Records from a collection of figures
====
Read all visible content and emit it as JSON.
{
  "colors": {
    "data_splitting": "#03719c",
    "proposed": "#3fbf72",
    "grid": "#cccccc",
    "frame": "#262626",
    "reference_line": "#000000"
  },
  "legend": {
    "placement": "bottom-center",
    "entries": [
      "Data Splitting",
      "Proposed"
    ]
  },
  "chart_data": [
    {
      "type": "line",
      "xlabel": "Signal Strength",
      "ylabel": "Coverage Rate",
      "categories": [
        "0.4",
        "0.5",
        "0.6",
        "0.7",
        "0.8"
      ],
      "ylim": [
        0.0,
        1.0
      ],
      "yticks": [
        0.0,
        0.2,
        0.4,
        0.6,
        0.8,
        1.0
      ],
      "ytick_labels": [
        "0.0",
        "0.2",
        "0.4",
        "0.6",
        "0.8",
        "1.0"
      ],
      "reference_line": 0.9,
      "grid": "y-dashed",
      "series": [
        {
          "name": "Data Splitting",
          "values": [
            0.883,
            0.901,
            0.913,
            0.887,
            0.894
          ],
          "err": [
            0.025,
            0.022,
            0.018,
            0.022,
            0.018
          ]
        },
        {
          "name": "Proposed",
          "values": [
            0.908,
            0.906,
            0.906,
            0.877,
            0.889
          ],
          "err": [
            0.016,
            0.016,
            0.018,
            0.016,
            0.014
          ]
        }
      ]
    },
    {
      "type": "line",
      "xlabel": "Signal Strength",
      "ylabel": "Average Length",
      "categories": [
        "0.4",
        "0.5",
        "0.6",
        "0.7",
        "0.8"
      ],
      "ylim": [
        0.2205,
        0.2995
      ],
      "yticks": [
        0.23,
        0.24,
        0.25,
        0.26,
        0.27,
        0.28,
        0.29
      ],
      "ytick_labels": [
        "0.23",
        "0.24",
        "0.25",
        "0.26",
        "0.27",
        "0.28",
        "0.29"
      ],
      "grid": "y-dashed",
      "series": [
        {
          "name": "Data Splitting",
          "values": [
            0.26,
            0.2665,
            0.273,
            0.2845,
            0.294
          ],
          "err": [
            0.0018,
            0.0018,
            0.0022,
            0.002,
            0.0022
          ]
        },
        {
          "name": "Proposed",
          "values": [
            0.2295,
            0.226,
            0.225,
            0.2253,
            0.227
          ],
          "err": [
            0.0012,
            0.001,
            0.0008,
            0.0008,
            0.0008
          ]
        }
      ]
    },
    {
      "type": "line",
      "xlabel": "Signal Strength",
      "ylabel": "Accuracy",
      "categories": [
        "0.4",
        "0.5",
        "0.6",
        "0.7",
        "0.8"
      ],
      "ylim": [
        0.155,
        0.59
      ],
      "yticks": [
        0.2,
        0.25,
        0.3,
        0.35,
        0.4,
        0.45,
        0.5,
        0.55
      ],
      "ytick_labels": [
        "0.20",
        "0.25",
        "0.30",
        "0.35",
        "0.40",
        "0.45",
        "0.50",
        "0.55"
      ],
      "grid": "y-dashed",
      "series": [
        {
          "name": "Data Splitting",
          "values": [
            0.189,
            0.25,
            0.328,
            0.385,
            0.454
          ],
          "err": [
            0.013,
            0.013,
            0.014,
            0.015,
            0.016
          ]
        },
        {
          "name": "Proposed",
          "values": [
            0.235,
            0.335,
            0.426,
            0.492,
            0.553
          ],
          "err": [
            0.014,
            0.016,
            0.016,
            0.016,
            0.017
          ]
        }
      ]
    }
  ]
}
====
Reproduce the material above exactly; please quote every line of it.

Read all visible content and emit it as JSON.
{
  "colors": {
    "data_splitting": "#03719c",
    "proposed": "#3fbf72",
    "grid": "#cccccc",
    "frame": "#262626",
    "reference_line": "#000000"
  },
  "legend": {
    "placement": "bottom-center",
    "entries": [
      "Data Splitting",
      "Proposed"
    ]
  },
  "chart_data": [
    {
      "type": "line",
      "xlabel": "Signal Strength",
      "ylabel": "Coverage Rate",
      "categories": [
        "0.4",
        "0.5",
        "0.6",
        "0.7",
        "0.8"
      ],
      "ylim": [
        0.0,
        1.0
      ],
      "yticks": [
        0.0,
        0.2,
        0.4,
        0.6,
        0.8,
        1.0
      ],
      "ytick_labels": [
        "0.0",
        "0.2",
        "0.4",
        "0.6",
        "0.8",
        "1.0"
      ],
      "reference_line": 0.9,
      "grid": "y-dashed",
      "series": [
        {
          "name": "Data Splitting",
          "values": [
            0.883,
            0.901,
            0.913,
            0.887,
            0.894
          ],
          "err": [
            0.025,
            0.022,
            0.018,
            0.022,
            0.018
          ]
        },
        {
          "name": "Proposed",
          "values": [
            0.908,
            0.906,
            0.906,
            0.877,
            0.889
          ],
          "err": [
            0.016,
            0.016,
            0.018,
            0.016,
            0.014
          ]
        }
      ]
    },
    {
      "type": "line",
      "xlabel": "Signal Strength",
      "ylabel": "Average Length",
      "categories": [
        "0.4",
        "0.5",
        "0.6",
        "0.7",
        "0.8"
      ],
      "ylim": [
        0.2205,
        0.2995
      ],
      "yticks": [
        0.23,
        0.24,
        0.25,
        0.26,
        0.27,
        0.28,
        0.29
      ],
      "ytick_labels": [
        "0.23",
        "0.24",
        "0.25",
        "0.26",
        "0.27",
        "0.28",
        "0.29"
      ],
      "grid": "y-dashed",
      "series": [
        {
          "name": "Data Splitting",
          "values": [
            0.26,
            0.2665,
            0.273,
            0.2845,
            0.294
          ],
          "err": [
            0.0018,
            0.0018,
            0.0022,
            0.002,
            0.0022
          ]
        },
        {
          "name": "Proposed",
          "values": [
            0.2295,
            0.226,
            0.225,
            0.2253,
            0.227
          ],
          "err": [
            0.0012,
            0.001,
            0.0008,
            0.0008,
            0.0008
          ]
        }
      ]
    },
    {
      "type": "line",
      "xlabel": "Signal Strength",
      "ylabel": "Accuracy",
      "categories": [
        "0.4",
        "0.5",
        "0.6",
        "0.7",
        "0.8"
      ],
      "ylim": [
        0.155,
        0.59
      ],
      "yticks": [
        0.2,
        0.25,
        0.3,
        0.35,
        0.4,
        0.45,
        0.5,
        0.55
      ],
      "ytick_labels": [
        "0.20",
        "0.25",
        "0.30",
        "0.35",
        "0.40",
        "0.45",
        "0.50",
        "0.55"
      ],
      "grid": "y-dashed",
      "series": [
        {
          "name": "Data Splitting",
          "values": [
            0.189,
            0.25,
            0.328,
            0.385,
            0.454
          ],
          "err": [
            0.013,
            0.013,
            0.014,
            0.015,
            0.016
          ]
        },
        {
          "name": "Proposed",
          "values": [
            0.235,
            0.335,
            0.426,
            0.492,
            0.553
          ],
          "err": [
            0.014,
            0.016,
            0.016,
            0.016,
            0.017
          ]
        }
      ]
    }
  ]
}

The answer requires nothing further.